**DO THIS:** Extract every line that includes the string "jest".

**DATASET EXTRACT:**
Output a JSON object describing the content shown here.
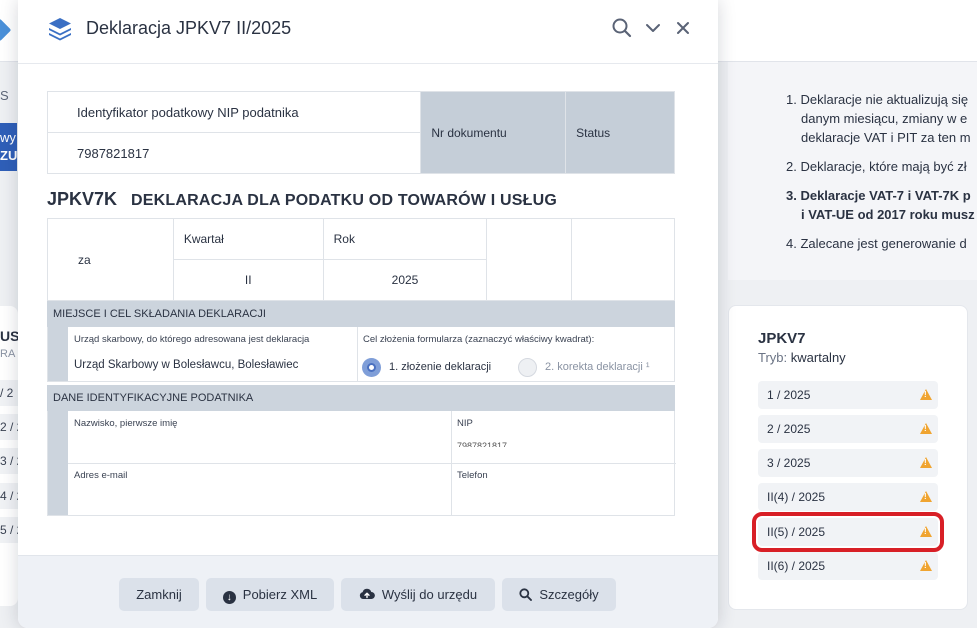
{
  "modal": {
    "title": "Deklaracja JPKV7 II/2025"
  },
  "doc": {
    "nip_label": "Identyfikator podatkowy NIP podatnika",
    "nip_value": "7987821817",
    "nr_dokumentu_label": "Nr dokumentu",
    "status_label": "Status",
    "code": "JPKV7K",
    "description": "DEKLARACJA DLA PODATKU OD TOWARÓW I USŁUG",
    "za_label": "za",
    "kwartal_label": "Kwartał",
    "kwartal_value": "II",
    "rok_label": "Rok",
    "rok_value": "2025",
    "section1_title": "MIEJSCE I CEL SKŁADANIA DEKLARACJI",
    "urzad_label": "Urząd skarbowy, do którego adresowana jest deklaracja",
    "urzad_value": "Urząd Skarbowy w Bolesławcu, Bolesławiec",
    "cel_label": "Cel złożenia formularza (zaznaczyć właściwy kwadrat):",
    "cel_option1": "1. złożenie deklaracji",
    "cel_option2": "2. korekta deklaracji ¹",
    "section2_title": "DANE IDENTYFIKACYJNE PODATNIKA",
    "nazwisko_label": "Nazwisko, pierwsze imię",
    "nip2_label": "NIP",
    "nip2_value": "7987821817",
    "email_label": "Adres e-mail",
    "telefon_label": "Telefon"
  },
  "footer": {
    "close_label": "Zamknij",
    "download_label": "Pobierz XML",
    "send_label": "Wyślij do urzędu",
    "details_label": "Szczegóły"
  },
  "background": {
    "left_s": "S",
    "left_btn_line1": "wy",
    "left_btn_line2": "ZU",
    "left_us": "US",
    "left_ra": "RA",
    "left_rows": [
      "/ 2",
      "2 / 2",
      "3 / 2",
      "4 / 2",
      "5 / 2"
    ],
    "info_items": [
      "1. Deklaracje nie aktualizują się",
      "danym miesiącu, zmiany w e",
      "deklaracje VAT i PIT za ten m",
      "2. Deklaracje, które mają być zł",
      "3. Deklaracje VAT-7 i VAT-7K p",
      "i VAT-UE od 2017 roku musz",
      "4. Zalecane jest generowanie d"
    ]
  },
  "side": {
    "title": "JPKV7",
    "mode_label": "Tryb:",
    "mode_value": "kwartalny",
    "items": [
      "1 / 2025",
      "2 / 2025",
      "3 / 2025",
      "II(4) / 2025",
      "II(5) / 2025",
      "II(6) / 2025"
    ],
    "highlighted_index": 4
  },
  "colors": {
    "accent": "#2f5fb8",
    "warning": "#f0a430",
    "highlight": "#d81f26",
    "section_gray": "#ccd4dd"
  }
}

**ANSWER TO THIS TASK:**
    "urzad_label": "Urząd skarbowy, do którego adresowana jest deklaracja",
      "4. Zalecane jest generowanie d"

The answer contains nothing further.